● **WORK ORDER**
The string "había" may appear in lines of the listing. Report each line where it does.

● **AVAILABLE DATA**
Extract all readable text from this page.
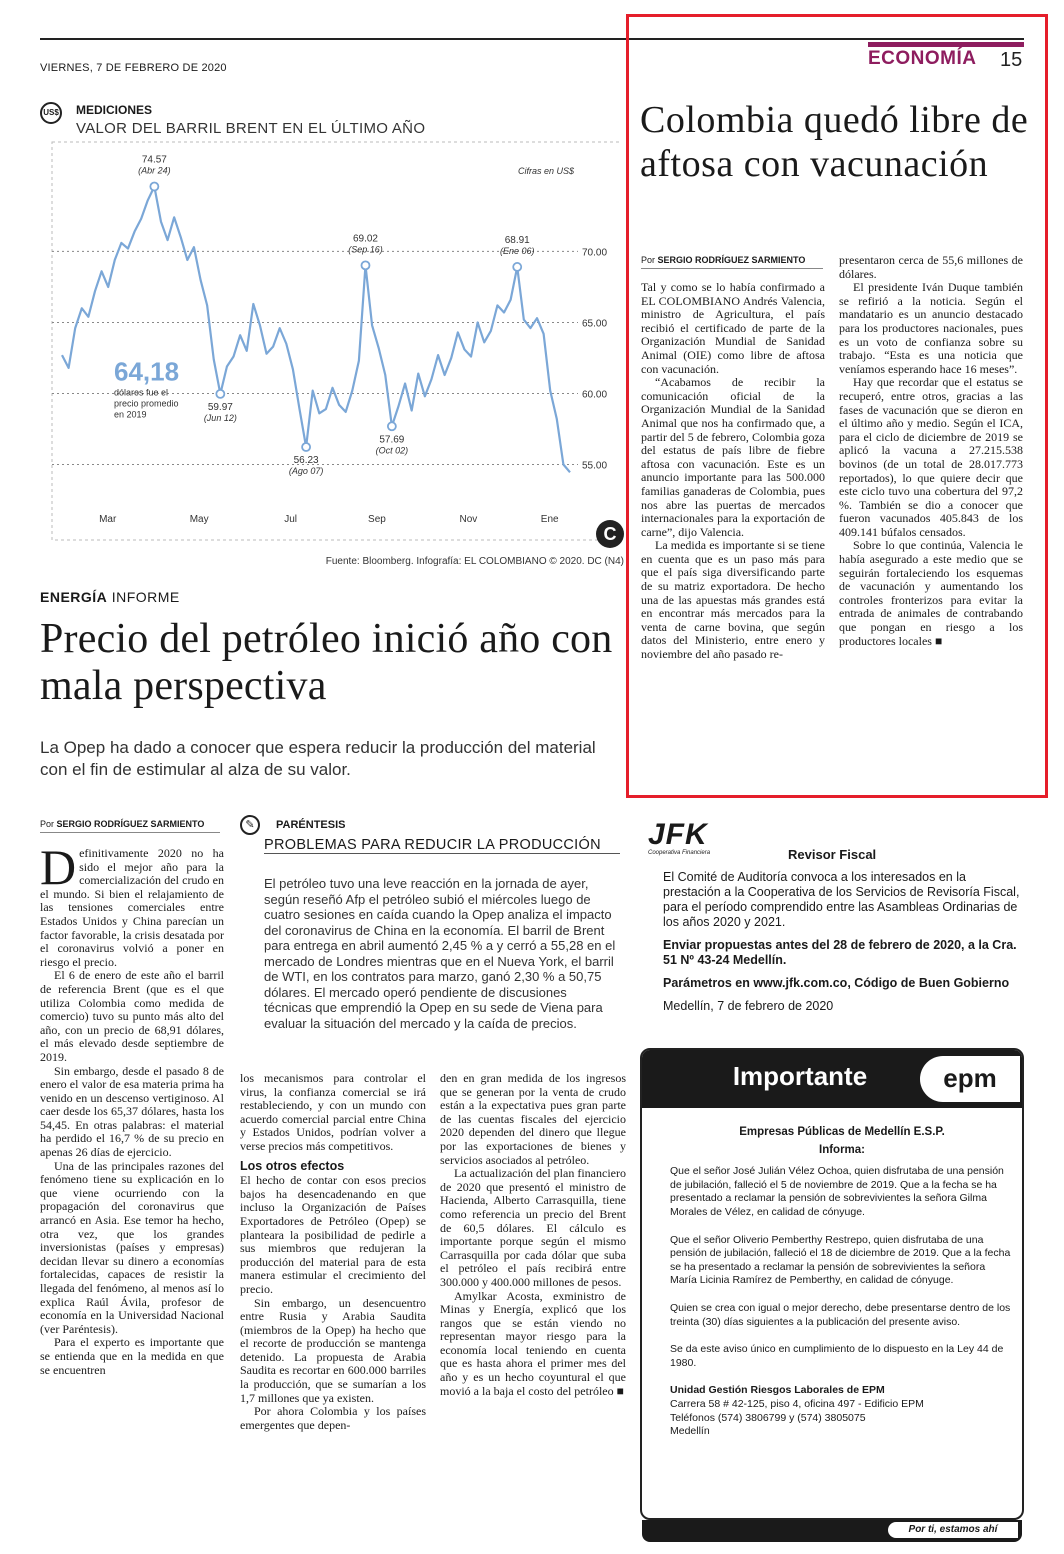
VIERNES, 7 DE FEBRERO DE 2020	ECONOMÍA 15
US$ MEDICIONES
VALOR DEL BARRIL BRENT EN EL ÚLTIMO AÑO
70.00
65.00
60.00
55.00
Mar	May	Jul	Sep	Nov	Ene
Cifras en US$
74.57
(Abr 24)
59.97
(Jun 12)
56.23
(Ago 07)
69.02
(Sep 16)
57.69
(Oct 02)
68.91
(Ene 06)
64,18
dólares fue el
precio promedio
en 2019
Fuente: Bloomberg. Infografía: EL COLOMBIANO © 2020. DC (N4)
C
ENERGÍA INFORME
Precio del petróleo inició año con mala perspectiva
La Opep ha dado a conocer que espera reducir la producción del material con el fin de estimular al alza de su valor.
Por SERGIO RODRÍGUEZ SARMIENTO
D efinitivamente 2020 no ha sido el mejor año para la comercialización del crudo en el mundo. Si bien el relajamiento de las tensiones comerciales entre Estados Unidos y China parecían un factor favorable, la crisis desatada por el coronavirus volvió a poner en riesgo el precio.

El 6 de enero de este año el barril de referencia Brent (que es el que utiliza Colombia como medida de comercio) tuvo su punto más alto del año, con un precio de 68,91 dólares, el más elevado desde septiembre de 2019.

Sin embargo, desde el pasado 8 de enero el valor de esa materia prima ha venido en un descenso vertiginoso. Al caer desde los 65,37 dólares, hasta los 54,45. En otras palabras: el material ha perdido el 16,7 % de su precio en apenas 26 días de ejercicio.

Una de las principales razones del fenómeno tiene su explicación en lo que viene ocurriendo con la propagación del coronavirus que arrancó en Asia. Ese temor ha hecho, otra vez, que los grandes inversionistas (países y empresas) decidan llevar su dinero a economías fortalecidas, capaces de resistir la llegada del fenómeno, al menos así lo explica Raúl Ávila, profesor de economía en la Universidad Nacional (ver Paréntesis).

Para el experto es importante que se entienda que en la medida en que se encuentren

✎	PARÉNTESIS
PROBLEMAS PARA REDUCIR LA PRODUCCIÓN
El petróleo tuvo una leve reacción en la jornada de ayer, según reseñó Afp el petróleo subió el miércoles luego de cuatro sesiones en caída cuando la Opep analiza el impacto del coronavirus de China en la economía. El barril de Brent para entrega en abril aumentó 2,45 % a y cerró a 55,28 en el mercado de Londres mientras que en el Nueva York, el barril de WTI, en los contratos para marzo, ganó 2,30 % a 50,75 dólares. El mercado operó pendiente de discusiones técnicas que emprendió la Opep en su sede de Viena para evaluar la situación del mercado y la caída de precios.

los mecanismos para controlar el virus, la confianza comercial se irá restableciendo, y con un mundo con acuerdo comercial parcial entre China y Estados Unidos, podrían volver a verse precios más competitivos.

Los otros efectos

El hecho de contar con esos precios bajos ha desencadenando en que incluso la Organización de Países Exportadores de Petróleo (Opep) se planteara la posibilidad de pedirle a sus miembros que redujeran la producción del material para de esta manera estimular el crecimiento del precio.

Sin embargo, un desencuentro entre Rusia y Arabia Saudita (miembros de la Opep) ha hecho que el recorte de producción se mantenga detenido. La propuesta de Arabia Saudita es recortar en 600.000 barriles la producción, que se sumarían a los 1,7 millones que ya existen.

Por ahora Colombia y los países emergentes que depen-

den en gran medida de los ingresos que se generan por la venta de crudo están a la expectativa pues gran parte de las cuentas fiscales del ejercicio 2020 dependen del dinero que llegue por las exportaciones de bienes y servicios asociados al petróleo.

La actualización del plan financiero de 2020 que presentó el ministro de Hacienda, Alberto Carrasquilla, tiene como referencia un precio del Brent de 60,5 dólares. El cálculo es importante porque según el mismo Carrasquilla por cada dólar que suba el petróleo el país recibirá entre 300.000 y 400.000 millones de pesos.

Amylkar Acosta, exministro de Minas y Energía, explicó que los rangos que se están viendo no representan mayor riesgo para la economía local teniendo en cuenta que es hasta ahora el primer mes del año y es un hecho coyuntural el que movió a la baja el costo del petróleo ■

Colombia quedó libre de aftosa con vacunación
Por SERGIO RODRÍGUEZ SARMIENTO

Tal y como se lo había confirmado a EL COLOMBIANO Andrés Valencia, ministro de Agricultura, el país recibió el certificado de parte de la Organización Mundial de Sanidad Animal (OIE) como libre de aftosa con vacunación.

“Acabamos de recibir la comunicación oficial de la Organización Mundial de la Sanidad Animal que nos ha confirmado que, a partir del 5 de febrero, Colombia goza del estatus de país libre de fiebre aftosa con vacunación. Este es un anuncio importante para las 500.000 familias ganaderas de Colombia, pues nos abre las puertas de mercados internacionales para la exportación de carne”, dijo Valencia.

La medida es importante si se tiene en cuenta que es un paso más para que el país siga diversificando parte de su matriz exportadora. De hecho una de las apuestas más grandes está en encontrar más mercados para la venta de carne bovina, que según datos del Ministerio, entre enero y noviembre del año pasado re-

presentaron cerca de 55,6 millones de dólares.

El presidente Iván Duque también se refirió a la noticia. Según el mandatario es un anuncio destacado para los productores nacionales, pues es un voto de confianza sobre su trabajo. “Esta es una noticia que veníamos esperando hace 16 meses”.

Hay que recordar que el estatus se recuperó, entre otros, gracias a las fases de vacunación que se dieron en el último año y medio. Según el ICA, para el ciclo de diciembre de 2019 se aplicó la vacuna a 27.215.538 bovinos (de un total de 28.017.773 reportados), lo que quiere decir que este ciclo tuvo una cobertura del 97,2 %. También se dio a conocer que fueron vacunados 405.843 de los 409.141 búfalos censados.

Sobre lo que continúa, Valencia le había asegurado a este medio que se seguirán fortaleciendo los esquemas de vacunación y aumentando los controles fronterizos para evitar la entrada de animales de contrabando que pongan en riesgo a los productores locales ■

JFK
Cooperativa Financiera	Revisor Fiscal

El Comité de Auditoría convoca a los interesados en la prestación a la Cooperativa de los Servicios de Revisoría Fiscal, para el período comprendido entre las Asambleas Ordinarias de los años 2020 y 2021.

Enviar propuestas antes del 28 de febrero de 2020, a la Cra. 51 Nº 43-24 Medellín.

Parámetros en www.jfk.com.co, Código de Buen Gobierno

Medellín, 7 de febrero de 2020

Importante	epm
Empresas Públicas de Medellín E.S.P.
Informa:

Que el señor José Julián Vélez Ochoa, quien disfrutaba de una pensión de jubilación, falleció el 5 de noviembre de 2019. Que a la fecha se ha presentado a reclamar la pensión de sobrevivientes la señora Gilma Morales de Vélez, en calidad de cónyuge.

Que el señor Oliverio Pemberthy Restrepo, quien disfrutaba de una pensión de jubilación, falleció el 18 de diciembre de 2019. Que a la fecha se ha presentado a reclamar la pensión de sobrevivientes la señora María Licinia Ramírez de Pemberthy, en calidad de cónyuge.

Quien se crea con igual o mejor derecho, debe presentarse dentro de los treinta (30) días siguientes a la publicación del presente aviso.

Se da este aviso único en cumplimiento de lo dispuesto en la Ley 44 de 1980.

Unidad Gestión Riesgos Laborales de EPM
Carrera 58 # 42-125, piso 4, oficina 497 - Edificio EPM
Teléfonos (574) 3806799 y (574) 3805075
Medellín
Por ti, estamos ahí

● **OUTPUT OF THE TASK**
Tal y como se lo había confirmado a EL COLOMBIANO Andrés Valencia, ministro de Agricultura, el país recibió el certificado de parte de la Organización Mundial de Sanidad Animal (OIE) como libre de aftosa con vacunación.
Sobre lo que continúa, Valencia le había asegurado a este medio que se seguirán fortaleciendo los esquemas de vacunación y aumentando los controles fronterizos para evitar la entrada de animales de contrabando que pongan en riesgo a los productores locales ■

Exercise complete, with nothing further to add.